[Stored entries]
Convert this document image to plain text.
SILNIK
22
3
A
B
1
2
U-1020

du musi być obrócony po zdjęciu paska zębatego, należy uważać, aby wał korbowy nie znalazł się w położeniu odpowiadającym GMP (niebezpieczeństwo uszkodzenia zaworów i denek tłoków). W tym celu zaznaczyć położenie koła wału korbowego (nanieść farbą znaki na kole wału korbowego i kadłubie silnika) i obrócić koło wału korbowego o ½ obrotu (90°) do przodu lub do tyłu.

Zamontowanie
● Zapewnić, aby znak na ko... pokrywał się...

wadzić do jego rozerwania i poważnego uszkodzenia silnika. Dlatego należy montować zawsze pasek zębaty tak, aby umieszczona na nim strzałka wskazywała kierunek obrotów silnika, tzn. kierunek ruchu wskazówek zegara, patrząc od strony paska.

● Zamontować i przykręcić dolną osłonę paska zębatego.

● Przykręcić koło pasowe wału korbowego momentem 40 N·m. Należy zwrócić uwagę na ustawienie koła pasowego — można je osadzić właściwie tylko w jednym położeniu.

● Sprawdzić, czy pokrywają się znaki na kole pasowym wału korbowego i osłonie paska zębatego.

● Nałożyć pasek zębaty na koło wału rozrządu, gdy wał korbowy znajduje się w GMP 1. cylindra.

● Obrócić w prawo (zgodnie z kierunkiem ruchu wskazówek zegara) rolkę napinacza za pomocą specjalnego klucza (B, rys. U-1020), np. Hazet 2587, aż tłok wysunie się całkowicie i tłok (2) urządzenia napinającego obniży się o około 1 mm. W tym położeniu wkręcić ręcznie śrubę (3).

• _REQUIREMENTS_
Retype the whole listing, matching it exactly.

• _THE COMPLETED TASK_
Convert this document image to plain text.
SILNIK
22
3
A
B
1
2
U-1020

du musi być obrócony po zdjęciu paska zębatego, należy uważać, aby wał korbowy nie znalazł się w położeniu odpowiadającym GMP (niebezpieczeństwo uszkodzenia zaworów i denek tłoków). W tym celu zaznaczyć położenie koła wału korbowego (nanieść farbą znaki na kole wału korbowego i kadłubie silnika) i obrócić koło wału korbowego o ½ obrotu (90°) do przodu lub do tyłu.

Zamontowanie
● Zapewnić, aby znak na ko... pokrywał się...

wadzić do jego rozerwania i poważnego uszkodzenia silnika. Dlatego należy montować zawsze pasek zębaty tak, aby umieszczona na nim strzałka wskazywała kierunek obrotów silnika, tzn. kierunek ruchu wskazówek zegara, patrząc od strony paska.

● Zamontować i przykręcić dolną osłonę paska zębatego.

● Przykręcić koło pasowe wału korbowego momentem 40 N·m. Należy zwrócić uwagę na ustawienie koła pasowego — można je osadzić właściwie tylko w jednym położeniu.

● Sprawdzić, czy pokrywają się znaki na kole pasowym wału korbowego i osłonie paska zębatego.

● Nałożyć pasek zębaty na koło wału rozrządu, gdy wał korbowy znajduje się w GMP 1. cylindra.

● Obrócić w prawo (zgodnie z kierunkiem ruchu wskazówek zegara) rolkę napinacza za pomocą specjalnego klucza (B, rys. U-1020), np. Hazet 2587, aż tłok wysunie się całkowicie i tłok (2) urządzenia napinającego obniży się o około 1 mm. W tym położeniu wkręcić ręcznie śrubę (3).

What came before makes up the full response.